## Input records:
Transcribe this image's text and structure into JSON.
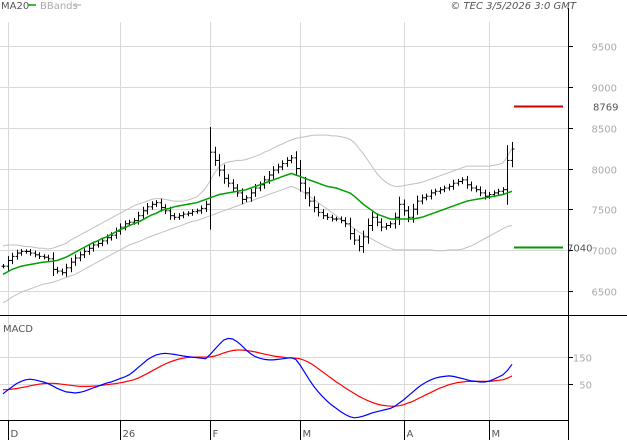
{
  "header": {
    "legend_ma": "MA20",
    "legend_bbands": "BBands",
    "source": "© TEC 3/5/2026 3:0 GMT"
  },
  "colors": {
    "background": "#ffffff",
    "grid": "#d9d9d9",
    "axis": "#000000",
    "price_bars": "#000000",
    "ma20": "#00a000",
    "bbands": "#c0c0c0",
    "macd": "#0000ff",
    "signal": "#ff0000",
    "resistance": "#cc0000",
    "support": "#009900"
  },
  "chart_data": [
    {
      "type": "ohlc",
      "ylim": [
        6200,
        9800
      ],
      "y_ticks": [
        6500,
        7000,
        7500,
        8000,
        8500,
        9000,
        9500
      ],
      "x_tick_labels": [
        {
          "label": "D",
          "index": 1
        },
        {
          "label": "26",
          "index": 26
        },
        {
          "label": "F",
          "index": 46
        },
        {
          "label": "M",
          "index": 66
        },
        {
          "label": "A",
          "index": 89
        },
        {
          "label": "M",
          "index": 108
        }
      ],
      "levels": [
        {
          "name": "resistance",
          "value": 8769,
          "label": "8769",
          "color": "#cc0000"
        },
        {
          "name": "support",
          "value": 7040,
          "label": "7040",
          "color": "#009900"
        }
      ],
      "close": [
        6800,
        6870,
        6920,
        6960,
        6980,
        6980,
        6960,
        6940,
        6920,
        6910,
        6890,
        6760,
        6740,
        6720,
        6780,
        6850,
        6900,
        6940,
        6980,
        7020,
        7060,
        7080,
        7110,
        7150,
        7180,
        7230,
        7280,
        7320,
        7340,
        7360,
        7420,
        7480,
        7530,
        7560,
        7580,
        7520,
        7480,
        7420,
        7400,
        7420,
        7440,
        7450,
        7470,
        7480,
        7510,
        7560,
        8200,
        8100,
        7980,
        7880,
        7820,
        7760,
        7700,
        7620,
        7640,
        7700,
        7760,
        7800,
        7860,
        7920,
        7980,
        8020,
        8060,
        8100,
        8130,
        8000,
        7820,
        7700,
        7600,
        7520,
        7460,
        7420,
        7400,
        7380,
        7380,
        7360,
        7320,
        7200,
        7120,
        7040,
        7160,
        7300,
        7400,
        7340,
        7280,
        7300,
        7320,
        7400,
        7560,
        7480,
        7400,
        7500,
        7600,
        7640,
        7660,
        7700,
        7720,
        7740,
        7760,
        7780,
        7820,
        7840,
        7860,
        7800,
        7760,
        7740,
        7700,
        7660,
        7680,
        7700,
        7720,
        7740,
        8100,
        8240
      ],
      "series": [
        {
          "name": "MA20",
          "values": [
            6700,
            6730,
            6760,
            6780,
            6800,
            6810,
            6820,
            6830,
            6840,
            6850,
            6855,
            6860,
            6870,
            6890,
            6910,
            6940,
            6970,
            7000,
            7030,
            7060,
            7090,
            7110,
            7140,
            7160,
            7190,
            7220,
            7250,
            7270,
            7300,
            7320,
            7340,
            7370,
            7400,
            7430,
            7450,
            7480,
            7500,
            7510,
            7530,
            7540,
            7550,
            7560,
            7570,
            7580,
            7600,
            7620,
            7640,
            7660,
            7680,
            7690,
            7700,
            7710,
            7720,
            7730,
            7740,
            7760,
            7780,
            7800,
            7820,
            7840,
            7860,
            7880,
            7900,
            7920,
            7940,
            7920,
            7900,
            7880,
            7860,
            7840,
            7820,
            7800,
            7780,
            7770,
            7760,
            7740,
            7720,
            7700,
            7660,
            7610,
            7560,
            7520,
            7480,
            7440,
            7420,
            7400,
            7380,
            7380,
            7380,
            7380,
            7380,
            7380,
            7390,
            7400,
            7420,
            7440,
            7460,
            7480,
            7500,
            7520,
            7540,
            7560,
            7580,
            7600,
            7610,
            7620,
            7630,
            7640,
            7650,
            7660,
            7670,
            7680,
            7700,
            7720
          ]
        },
        {
          "name": "BBand upper",
          "values": [
            7050,
            7060,
            7060,
            7060,
            7050,
            7040,
            7040,
            7030,
            7020,
            7020,
            7010,
            7020,
            7040,
            7060,
            7080,
            7120,
            7150,
            7180,
            7210,
            7240,
            7270,
            7300,
            7330,
            7360,
            7390,
            7420,
            7450,
            7480,
            7510,
            7540,
            7560,
            7580,
            7600,
            7620,
            7630,
            7630,
            7620,
            7610,
            7600,
            7600,
            7600,
            7610,
            7630,
            7650,
            7700,
            7760,
            7850,
            7950,
            8020,
            8060,
            8080,
            8090,
            8100,
            8100,
            8110,
            8130,
            8150,
            8170,
            8200,
            8220,
            8250,
            8280,
            8300,
            8330,
            8350,
            8370,
            8380,
            8390,
            8400,
            8410,
            8410,
            8410,
            8410,
            8400,
            8400,
            8390,
            8380,
            8360,
            8320,
            8250,
            8180,
            8100,
            8020,
            7940,
            7880,
            7830,
            7800,
            7780,
            7780,
            7790,
            7800,
            7810,
            7820,
            7830,
            7850,
            7870,
            7890,
            7910,
            7930,
            7950,
            7970,
            7990,
            8010,
            8030,
            8030,
            8030,
            8030,
            8030,
            8030,
            8040,
            8050,
            8070,
            8150,
            8250
          ]
        },
        {
          "name": "BBand lower",
          "values": [
            6350,
            6380,
            6420,
            6450,
            6480,
            6500,
            6520,
            6540,
            6560,
            6580,
            6590,
            6600,
            6620,
            6640,
            6660,
            6680,
            6700,
            6730,
            6760,
            6790,
            6820,
            6850,
            6880,
            6910,
            6940,
            6970,
            7000,
            7030,
            7060,
            7080,
            7100,
            7120,
            7150,
            7170,
            7190,
            7210,
            7230,
            7250,
            7270,
            7290,
            7310,
            7330,
            7350,
            7360,
            7380,
            7400,
            7420,
            7440,
            7460,
            7480,
            7500,
            7520,
            7540,
            7560,
            7580,
            7600,
            7620,
            7640,
            7660,
            7680,
            7700,
            7720,
            7740,
            7760,
            7780,
            7760,
            7730,
            7700,
            7660,
            7620,
            7580,
            7540,
            7500,
            7460,
            7420,
            7380,
            7340,
            7300,
            7260,
            7220,
            7190,
            7160,
            7130,
            7100,
            7070,
            7040,
            7020,
            7000,
            7000,
            7000,
            7000,
            7000,
            7000,
            7000,
            7000,
            7000,
            6990,
            6990,
            6990,
            7000,
            7000,
            7000,
            7010,
            7030,
            7050,
            7080,
            7110,
            7140,
            7170,
            7200,
            7230,
            7260,
            7290,
            7300
          ]
        }
      ]
    },
    {
      "type": "line",
      "ylim": [
        -80,
        290
      ],
      "y_ticks": [
        50,
        150
      ],
      "series": [
        {
          "name": "MACD",
          "values": [
            15,
            28,
            40,
            52,
            60,
            66,
            68,
            66,
            62,
            58,
            52,
            44,
            35,
            28,
            22,
            20,
            18,
            20,
            24,
            30,
            36,
            42,
            48,
            54,
            58,
            64,
            70,
            76,
            84,
            96,
            110,
            124,
            138,
            148,
            156,
            160,
            162,
            160,
            158,
            155,
            152,
            150,
            148,
            146,
            144,
            142,
            158,
            176,
            194,
            210,
            216,
            214,
            204,
            190,
            174,
            160,
            150,
            144,
            140,
            138,
            138,
            140,
            142,
            144,
            146,
            140,
            118,
            92,
            66,
            42,
            22,
            4,
            -12,
            -26,
            -38,
            -50,
            -60,
            -68,
            -72,
            -70,
            -66,
            -60,
            -54,
            -50,
            -46,
            -42,
            -38,
            -30,
            -18,
            -6,
            8,
            22,
            36,
            48,
            58,
            66,
            72,
            76,
            78,
            80,
            78,
            74,
            70,
            66,
            62,
            60,
            58,
            58,
            62,
            68,
            76,
            84,
            100,
            122
          ]
        },
        {
          "name": "Signal",
          "values": [
            30,
            30,
            32,
            34,
            37,
            40,
            44,
            47,
            50,
            52,
            53,
            53,
            52,
            50,
            48,
            46,
            44,
            42,
            42,
            42,
            43,
            44,
            46,
            48,
            50,
            52,
            55,
            58,
            62,
            66,
            72,
            80,
            88,
            97,
            106,
            115,
            123,
            130,
            136,
            141,
            144,
            147,
            148,
            148,
            148,
            148,
            149,
            152,
            157,
            163,
            168,
            172,
            174,
            174,
            172,
            170,
            167,
            163,
            159,
            156,
            152,
            150,
            148,
            146,
            145,
            144,
            142,
            136,
            128,
            118,
            106,
            94,
            82,
            70,
            58,
            48,
            36,
            26,
            16,
            6,
            -2,
            -10,
            -16,
            -22,
            -26,
            -28,
            -30,
            -30,
            -28,
            -24,
            -18,
            -12,
            -4,
            4,
            12,
            20,
            28,
            36,
            42,
            48,
            52,
            56,
            58,
            60,
            60,
            60,
            60,
            60,
            60,
            62,
            64,
            66,
            72,
            80
          ]
        }
      ]
    }
  ]
}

## Short task:
Pick out the lines above that hold the string "name" and show them.

## Complete answer:
          "name": "resistance",
          "name": "support",
          "name": "MA20",
          "name": "BBand upper",
          "name": "BBand lower",
          "name": "MACD",
          "name": "Signal",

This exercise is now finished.